» The problem:
Your answer should be a single number: the count of lines containing "image".

Collected data entries

((

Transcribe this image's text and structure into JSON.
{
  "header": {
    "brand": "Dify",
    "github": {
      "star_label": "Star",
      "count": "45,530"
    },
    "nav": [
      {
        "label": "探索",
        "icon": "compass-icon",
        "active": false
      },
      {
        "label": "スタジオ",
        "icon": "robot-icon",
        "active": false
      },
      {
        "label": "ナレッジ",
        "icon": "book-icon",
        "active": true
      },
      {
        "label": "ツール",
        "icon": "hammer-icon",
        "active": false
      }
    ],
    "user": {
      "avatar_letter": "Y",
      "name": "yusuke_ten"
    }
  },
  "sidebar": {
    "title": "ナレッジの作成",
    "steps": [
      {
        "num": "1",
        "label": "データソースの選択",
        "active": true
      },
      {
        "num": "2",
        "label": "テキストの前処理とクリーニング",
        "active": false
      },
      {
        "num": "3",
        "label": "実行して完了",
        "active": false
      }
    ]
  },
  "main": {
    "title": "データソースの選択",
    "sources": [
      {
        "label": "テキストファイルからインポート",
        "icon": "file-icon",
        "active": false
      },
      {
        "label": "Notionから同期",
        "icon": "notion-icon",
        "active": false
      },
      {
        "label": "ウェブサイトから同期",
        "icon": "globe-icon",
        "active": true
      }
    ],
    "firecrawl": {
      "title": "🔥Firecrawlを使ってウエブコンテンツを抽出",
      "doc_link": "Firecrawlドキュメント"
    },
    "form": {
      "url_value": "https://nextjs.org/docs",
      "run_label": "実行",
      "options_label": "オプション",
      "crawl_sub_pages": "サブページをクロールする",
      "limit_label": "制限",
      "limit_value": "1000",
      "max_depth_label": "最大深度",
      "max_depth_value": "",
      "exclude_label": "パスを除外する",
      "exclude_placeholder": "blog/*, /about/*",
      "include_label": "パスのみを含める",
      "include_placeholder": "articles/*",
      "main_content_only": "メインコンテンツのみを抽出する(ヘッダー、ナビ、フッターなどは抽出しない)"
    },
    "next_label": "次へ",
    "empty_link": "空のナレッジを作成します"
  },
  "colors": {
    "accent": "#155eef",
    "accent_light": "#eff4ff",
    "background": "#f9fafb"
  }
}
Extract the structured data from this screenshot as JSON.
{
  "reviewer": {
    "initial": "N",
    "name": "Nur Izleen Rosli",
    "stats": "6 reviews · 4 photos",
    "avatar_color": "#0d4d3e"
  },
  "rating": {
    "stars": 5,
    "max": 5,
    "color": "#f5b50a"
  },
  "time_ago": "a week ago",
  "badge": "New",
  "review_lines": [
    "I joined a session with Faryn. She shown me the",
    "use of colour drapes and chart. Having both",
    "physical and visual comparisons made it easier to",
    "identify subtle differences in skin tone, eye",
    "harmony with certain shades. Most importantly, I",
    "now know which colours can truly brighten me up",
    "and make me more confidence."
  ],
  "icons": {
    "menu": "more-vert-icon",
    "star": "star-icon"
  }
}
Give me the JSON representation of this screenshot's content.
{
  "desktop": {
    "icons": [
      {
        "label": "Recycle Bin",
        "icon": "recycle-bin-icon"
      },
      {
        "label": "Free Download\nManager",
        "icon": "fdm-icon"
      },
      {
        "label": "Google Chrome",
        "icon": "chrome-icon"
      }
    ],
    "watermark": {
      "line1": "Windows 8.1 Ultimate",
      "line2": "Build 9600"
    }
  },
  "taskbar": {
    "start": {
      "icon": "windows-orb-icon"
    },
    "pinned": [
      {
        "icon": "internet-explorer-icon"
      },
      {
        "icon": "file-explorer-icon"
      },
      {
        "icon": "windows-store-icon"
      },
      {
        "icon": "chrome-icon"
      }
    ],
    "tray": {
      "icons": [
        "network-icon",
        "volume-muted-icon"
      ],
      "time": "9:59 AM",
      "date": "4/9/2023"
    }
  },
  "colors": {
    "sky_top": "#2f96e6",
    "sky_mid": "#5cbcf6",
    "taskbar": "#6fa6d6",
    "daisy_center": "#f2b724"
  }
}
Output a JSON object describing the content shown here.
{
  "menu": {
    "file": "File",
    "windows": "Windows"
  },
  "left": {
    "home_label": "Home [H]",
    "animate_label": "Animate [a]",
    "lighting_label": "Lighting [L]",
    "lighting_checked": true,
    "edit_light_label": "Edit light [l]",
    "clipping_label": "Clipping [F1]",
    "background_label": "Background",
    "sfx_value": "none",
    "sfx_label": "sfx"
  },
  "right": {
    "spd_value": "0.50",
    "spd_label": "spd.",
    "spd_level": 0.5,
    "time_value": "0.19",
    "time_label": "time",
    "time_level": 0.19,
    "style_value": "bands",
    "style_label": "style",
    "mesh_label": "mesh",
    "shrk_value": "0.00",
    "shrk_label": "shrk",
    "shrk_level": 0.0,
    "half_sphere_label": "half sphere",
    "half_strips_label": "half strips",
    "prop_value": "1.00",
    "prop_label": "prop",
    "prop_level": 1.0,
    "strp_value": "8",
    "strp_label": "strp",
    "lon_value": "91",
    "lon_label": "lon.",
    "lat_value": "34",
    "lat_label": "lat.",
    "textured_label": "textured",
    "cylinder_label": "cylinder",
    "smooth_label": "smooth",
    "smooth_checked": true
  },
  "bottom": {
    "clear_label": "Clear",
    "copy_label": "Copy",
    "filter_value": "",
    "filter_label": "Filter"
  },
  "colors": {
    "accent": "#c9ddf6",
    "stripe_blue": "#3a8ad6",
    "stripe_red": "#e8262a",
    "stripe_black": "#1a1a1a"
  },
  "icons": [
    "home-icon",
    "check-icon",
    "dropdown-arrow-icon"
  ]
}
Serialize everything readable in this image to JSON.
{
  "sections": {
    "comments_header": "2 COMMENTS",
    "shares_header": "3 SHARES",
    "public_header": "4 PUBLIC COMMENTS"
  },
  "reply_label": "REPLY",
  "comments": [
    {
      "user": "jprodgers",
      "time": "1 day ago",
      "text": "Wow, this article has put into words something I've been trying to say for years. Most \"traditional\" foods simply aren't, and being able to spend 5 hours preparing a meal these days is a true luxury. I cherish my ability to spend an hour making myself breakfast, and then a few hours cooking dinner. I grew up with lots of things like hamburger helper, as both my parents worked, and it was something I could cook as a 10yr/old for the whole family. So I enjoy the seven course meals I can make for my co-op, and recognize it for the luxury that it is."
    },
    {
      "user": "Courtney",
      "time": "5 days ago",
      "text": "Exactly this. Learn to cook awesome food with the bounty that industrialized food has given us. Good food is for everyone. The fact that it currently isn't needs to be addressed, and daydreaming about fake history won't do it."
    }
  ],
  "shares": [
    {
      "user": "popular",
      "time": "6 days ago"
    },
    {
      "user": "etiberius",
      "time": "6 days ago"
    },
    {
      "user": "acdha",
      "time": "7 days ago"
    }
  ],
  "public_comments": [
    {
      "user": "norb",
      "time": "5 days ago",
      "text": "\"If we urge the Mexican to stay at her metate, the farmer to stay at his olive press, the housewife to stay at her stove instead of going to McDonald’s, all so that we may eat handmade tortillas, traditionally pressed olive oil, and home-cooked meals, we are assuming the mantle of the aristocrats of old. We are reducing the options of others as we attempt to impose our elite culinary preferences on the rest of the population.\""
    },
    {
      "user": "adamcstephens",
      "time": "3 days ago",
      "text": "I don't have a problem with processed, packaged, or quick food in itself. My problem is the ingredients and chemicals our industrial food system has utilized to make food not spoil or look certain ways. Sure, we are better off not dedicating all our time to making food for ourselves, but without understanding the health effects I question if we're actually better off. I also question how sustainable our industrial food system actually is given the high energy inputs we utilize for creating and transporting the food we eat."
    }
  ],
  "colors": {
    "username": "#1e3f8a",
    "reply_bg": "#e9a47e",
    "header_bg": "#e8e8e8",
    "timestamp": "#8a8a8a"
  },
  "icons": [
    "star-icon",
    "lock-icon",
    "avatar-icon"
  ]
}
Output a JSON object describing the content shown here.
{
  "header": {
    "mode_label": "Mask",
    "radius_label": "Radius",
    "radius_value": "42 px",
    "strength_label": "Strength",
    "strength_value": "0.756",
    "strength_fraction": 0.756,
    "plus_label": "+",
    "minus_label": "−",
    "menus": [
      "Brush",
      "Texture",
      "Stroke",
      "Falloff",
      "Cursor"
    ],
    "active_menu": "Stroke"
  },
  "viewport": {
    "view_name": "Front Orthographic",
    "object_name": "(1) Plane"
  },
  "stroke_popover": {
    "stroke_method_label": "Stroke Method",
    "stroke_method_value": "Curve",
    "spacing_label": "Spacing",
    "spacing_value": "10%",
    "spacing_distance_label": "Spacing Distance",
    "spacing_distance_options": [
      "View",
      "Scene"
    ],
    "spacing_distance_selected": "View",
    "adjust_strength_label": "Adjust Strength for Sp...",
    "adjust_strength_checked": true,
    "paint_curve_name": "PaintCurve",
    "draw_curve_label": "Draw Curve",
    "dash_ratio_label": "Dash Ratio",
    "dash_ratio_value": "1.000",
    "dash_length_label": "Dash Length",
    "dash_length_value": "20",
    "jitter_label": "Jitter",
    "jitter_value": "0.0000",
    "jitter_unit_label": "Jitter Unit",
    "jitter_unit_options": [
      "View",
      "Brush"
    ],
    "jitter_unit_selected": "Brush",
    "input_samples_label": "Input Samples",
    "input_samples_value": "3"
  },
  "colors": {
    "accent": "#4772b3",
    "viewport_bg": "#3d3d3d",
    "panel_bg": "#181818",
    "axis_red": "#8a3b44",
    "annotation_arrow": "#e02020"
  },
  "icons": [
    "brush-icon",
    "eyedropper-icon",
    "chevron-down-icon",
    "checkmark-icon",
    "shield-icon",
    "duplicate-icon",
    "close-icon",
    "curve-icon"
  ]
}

))

» Exercise output:
2